AVAILABLE RECORDS:
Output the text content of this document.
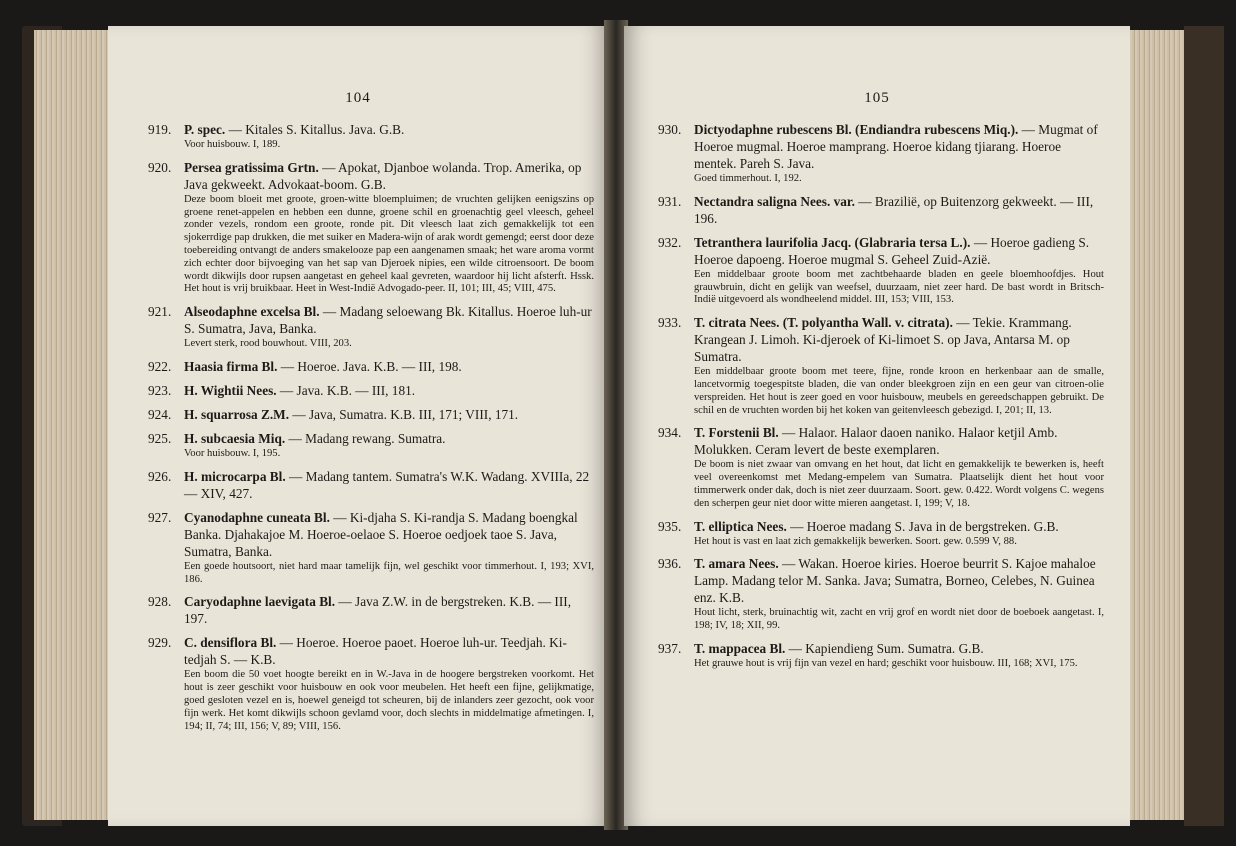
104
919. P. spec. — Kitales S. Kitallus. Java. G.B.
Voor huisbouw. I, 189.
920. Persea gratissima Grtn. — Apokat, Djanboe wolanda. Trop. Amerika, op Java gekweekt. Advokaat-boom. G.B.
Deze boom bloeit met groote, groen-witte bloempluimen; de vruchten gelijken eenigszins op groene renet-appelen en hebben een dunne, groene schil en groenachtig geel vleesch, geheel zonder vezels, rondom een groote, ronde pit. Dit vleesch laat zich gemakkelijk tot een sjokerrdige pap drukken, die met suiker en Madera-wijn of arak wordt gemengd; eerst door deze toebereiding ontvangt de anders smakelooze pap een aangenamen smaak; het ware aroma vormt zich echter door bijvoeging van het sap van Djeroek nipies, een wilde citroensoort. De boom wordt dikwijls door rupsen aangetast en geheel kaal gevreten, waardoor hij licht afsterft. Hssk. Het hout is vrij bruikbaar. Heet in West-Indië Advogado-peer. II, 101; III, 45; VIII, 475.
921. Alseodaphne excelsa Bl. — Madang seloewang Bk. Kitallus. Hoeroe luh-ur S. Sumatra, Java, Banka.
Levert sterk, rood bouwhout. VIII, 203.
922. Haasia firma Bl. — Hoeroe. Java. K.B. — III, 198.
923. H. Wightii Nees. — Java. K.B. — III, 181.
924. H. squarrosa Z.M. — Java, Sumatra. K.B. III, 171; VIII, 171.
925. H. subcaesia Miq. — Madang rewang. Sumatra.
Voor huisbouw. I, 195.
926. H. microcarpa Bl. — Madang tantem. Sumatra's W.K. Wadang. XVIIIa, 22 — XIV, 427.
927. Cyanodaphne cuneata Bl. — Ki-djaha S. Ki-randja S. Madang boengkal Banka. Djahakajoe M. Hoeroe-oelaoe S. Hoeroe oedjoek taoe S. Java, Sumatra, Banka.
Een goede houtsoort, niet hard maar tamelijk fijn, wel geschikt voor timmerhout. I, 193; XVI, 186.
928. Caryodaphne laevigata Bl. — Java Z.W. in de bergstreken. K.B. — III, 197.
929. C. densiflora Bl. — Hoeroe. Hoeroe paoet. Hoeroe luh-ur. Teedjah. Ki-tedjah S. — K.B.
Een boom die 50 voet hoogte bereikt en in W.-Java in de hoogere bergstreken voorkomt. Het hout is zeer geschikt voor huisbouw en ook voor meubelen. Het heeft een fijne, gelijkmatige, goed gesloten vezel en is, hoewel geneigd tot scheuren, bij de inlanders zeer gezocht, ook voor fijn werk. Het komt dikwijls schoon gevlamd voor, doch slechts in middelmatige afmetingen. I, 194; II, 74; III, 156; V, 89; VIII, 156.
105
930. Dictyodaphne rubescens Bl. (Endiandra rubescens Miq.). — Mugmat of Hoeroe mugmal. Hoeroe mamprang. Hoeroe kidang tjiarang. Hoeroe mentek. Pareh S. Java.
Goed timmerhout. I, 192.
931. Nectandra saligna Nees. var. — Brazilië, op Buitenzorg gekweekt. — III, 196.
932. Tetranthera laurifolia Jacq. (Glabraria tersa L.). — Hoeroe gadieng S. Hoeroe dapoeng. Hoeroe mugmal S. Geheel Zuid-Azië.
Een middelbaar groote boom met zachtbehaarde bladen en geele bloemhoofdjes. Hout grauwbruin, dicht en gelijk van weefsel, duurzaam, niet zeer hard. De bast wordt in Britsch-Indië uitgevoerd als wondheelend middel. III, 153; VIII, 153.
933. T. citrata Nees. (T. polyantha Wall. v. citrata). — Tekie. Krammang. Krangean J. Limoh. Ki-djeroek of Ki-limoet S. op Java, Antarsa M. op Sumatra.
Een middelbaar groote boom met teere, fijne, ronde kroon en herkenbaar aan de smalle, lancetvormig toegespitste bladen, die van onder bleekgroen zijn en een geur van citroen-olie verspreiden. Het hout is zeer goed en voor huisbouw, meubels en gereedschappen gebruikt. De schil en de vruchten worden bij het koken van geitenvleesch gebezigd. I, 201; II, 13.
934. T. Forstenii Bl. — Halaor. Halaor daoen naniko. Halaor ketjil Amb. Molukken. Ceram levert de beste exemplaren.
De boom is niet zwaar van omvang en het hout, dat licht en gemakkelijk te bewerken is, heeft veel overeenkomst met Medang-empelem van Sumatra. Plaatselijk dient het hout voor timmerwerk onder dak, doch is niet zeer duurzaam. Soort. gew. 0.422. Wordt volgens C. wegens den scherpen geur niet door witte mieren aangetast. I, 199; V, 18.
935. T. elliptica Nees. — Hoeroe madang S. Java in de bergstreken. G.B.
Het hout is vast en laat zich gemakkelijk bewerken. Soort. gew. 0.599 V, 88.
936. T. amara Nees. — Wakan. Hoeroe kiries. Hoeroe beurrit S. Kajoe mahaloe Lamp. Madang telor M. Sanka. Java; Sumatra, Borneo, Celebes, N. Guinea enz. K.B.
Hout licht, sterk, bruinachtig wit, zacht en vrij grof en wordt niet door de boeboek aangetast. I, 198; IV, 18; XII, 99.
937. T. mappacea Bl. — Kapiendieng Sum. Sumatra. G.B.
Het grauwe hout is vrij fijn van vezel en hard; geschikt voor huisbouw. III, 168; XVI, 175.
--
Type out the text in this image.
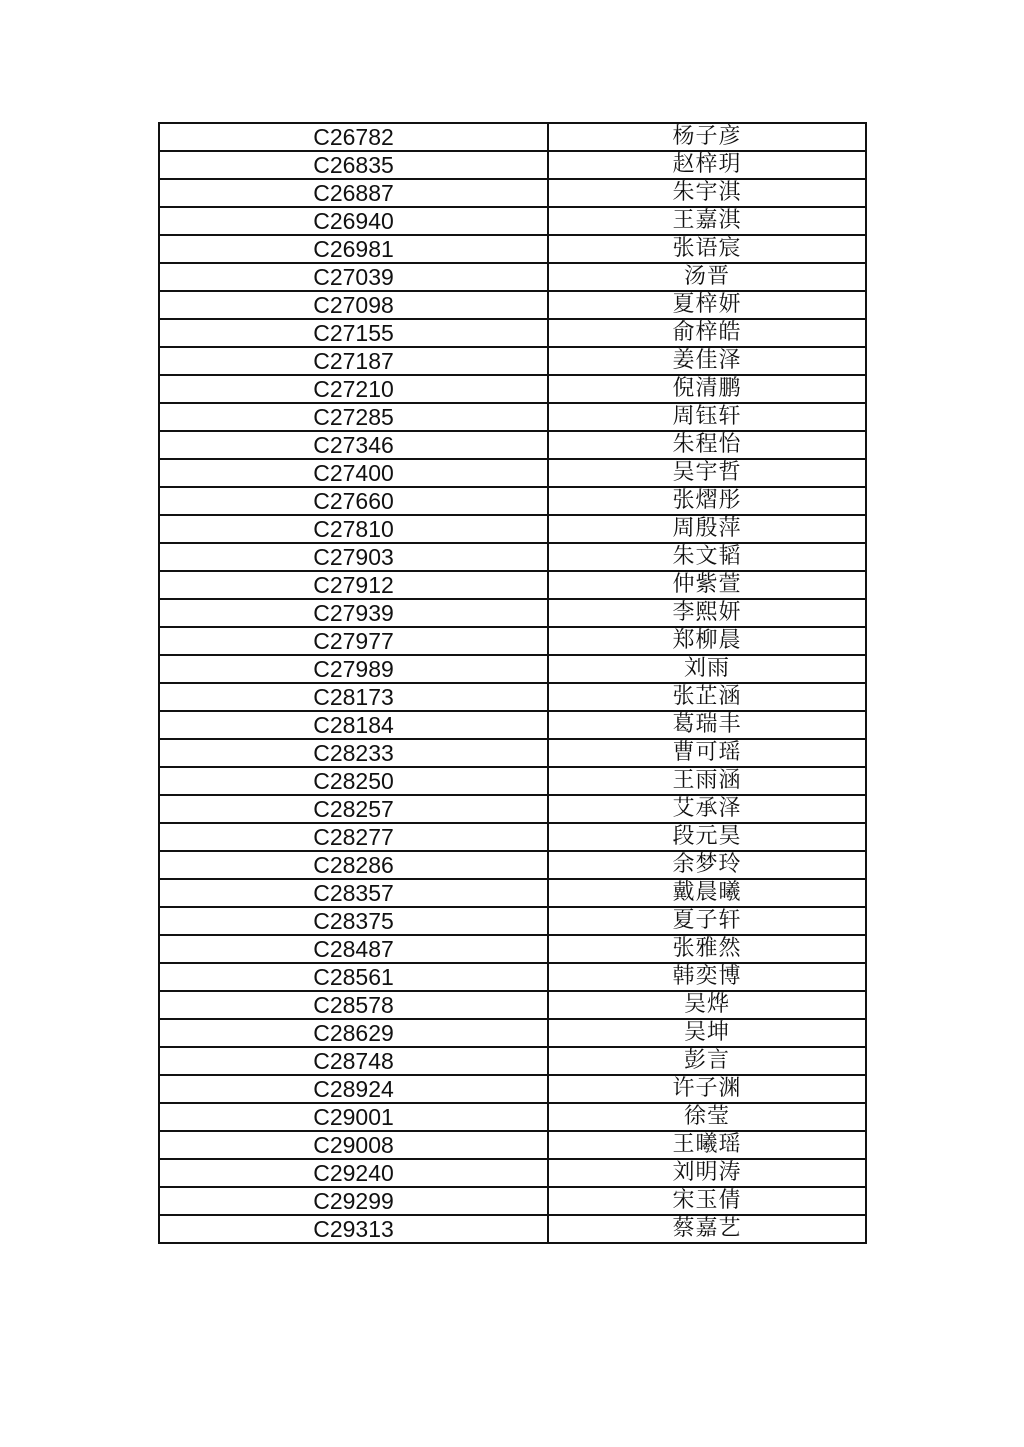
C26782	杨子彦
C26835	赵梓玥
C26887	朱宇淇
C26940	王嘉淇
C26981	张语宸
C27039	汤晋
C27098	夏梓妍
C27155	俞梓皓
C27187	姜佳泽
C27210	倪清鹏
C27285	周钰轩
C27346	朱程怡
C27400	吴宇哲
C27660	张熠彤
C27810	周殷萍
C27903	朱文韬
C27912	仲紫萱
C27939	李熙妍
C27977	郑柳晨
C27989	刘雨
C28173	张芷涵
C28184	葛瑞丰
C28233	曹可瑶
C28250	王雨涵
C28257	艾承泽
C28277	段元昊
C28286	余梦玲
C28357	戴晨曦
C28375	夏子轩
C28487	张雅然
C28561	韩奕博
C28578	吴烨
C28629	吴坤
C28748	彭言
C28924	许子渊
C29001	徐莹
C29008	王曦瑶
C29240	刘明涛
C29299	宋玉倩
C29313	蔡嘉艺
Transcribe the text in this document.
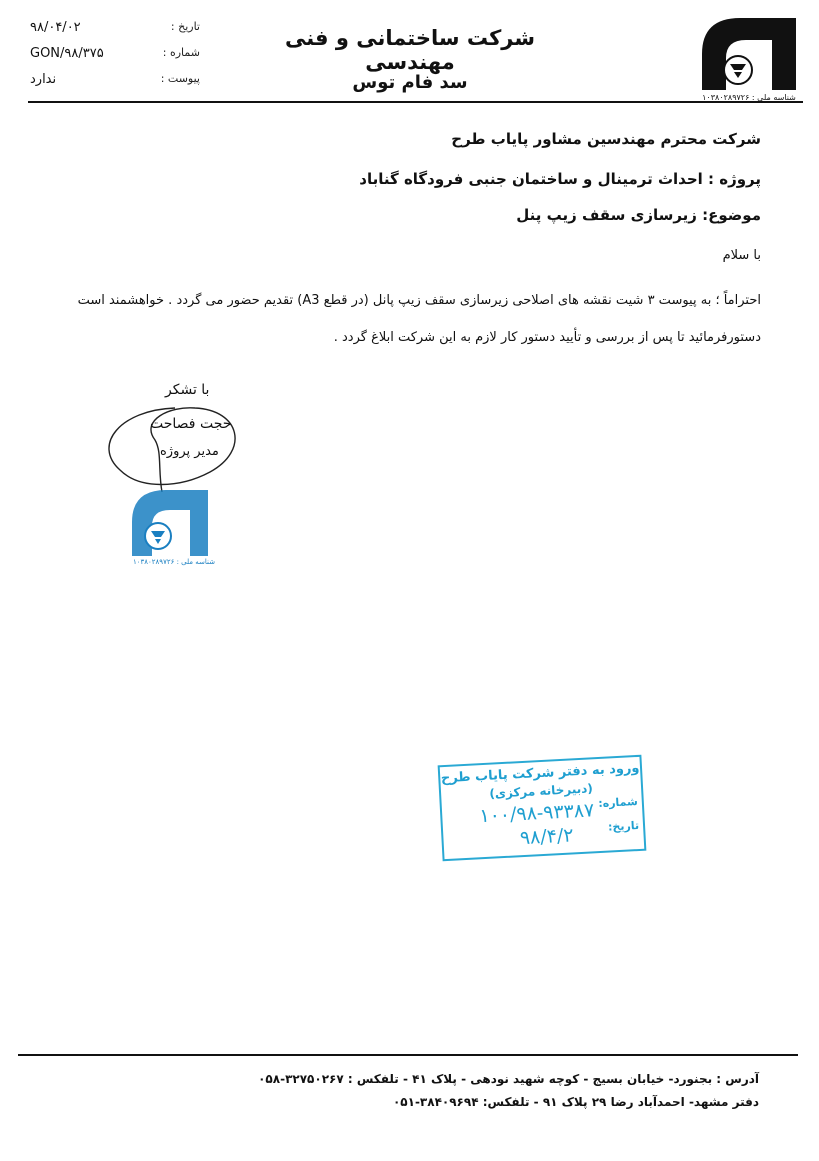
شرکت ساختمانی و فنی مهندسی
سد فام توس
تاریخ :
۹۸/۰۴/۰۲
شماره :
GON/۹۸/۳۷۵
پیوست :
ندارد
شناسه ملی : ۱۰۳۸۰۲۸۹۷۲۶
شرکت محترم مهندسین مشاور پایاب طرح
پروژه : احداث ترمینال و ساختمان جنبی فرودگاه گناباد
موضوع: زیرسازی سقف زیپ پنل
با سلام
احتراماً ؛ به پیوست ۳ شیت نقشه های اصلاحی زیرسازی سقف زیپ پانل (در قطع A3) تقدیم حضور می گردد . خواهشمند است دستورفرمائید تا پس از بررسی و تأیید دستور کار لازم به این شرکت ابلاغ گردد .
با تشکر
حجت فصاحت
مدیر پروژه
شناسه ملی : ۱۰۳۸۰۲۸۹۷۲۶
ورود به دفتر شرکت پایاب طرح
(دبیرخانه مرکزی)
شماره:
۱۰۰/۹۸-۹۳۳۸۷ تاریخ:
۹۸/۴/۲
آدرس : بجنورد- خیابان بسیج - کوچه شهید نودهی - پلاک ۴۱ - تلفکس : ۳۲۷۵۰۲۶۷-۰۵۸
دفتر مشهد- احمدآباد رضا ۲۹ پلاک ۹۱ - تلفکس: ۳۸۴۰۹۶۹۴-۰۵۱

INSTRUCTION:
List all lines holding the string "bewerken".

FINAL RESULT:
De boom is niet zwaar van omvang en het hout, dat licht en gemakkelijk te bewerken is, heeft veel overeenkomst met Medang-empelem van Sumatra. Plaatselijk dient het hout voor timmerwerk onder dak, doch is niet zeer duurzaam. Soort. gew. 0.422. Wordt volgens C. wegens den scherpen geur niet door witte mieren aangetast. I, 199; V, 18.
Het hout is vast en laat zich gemakkelijk bewerken. Soort. gew. 0.599 V, 88.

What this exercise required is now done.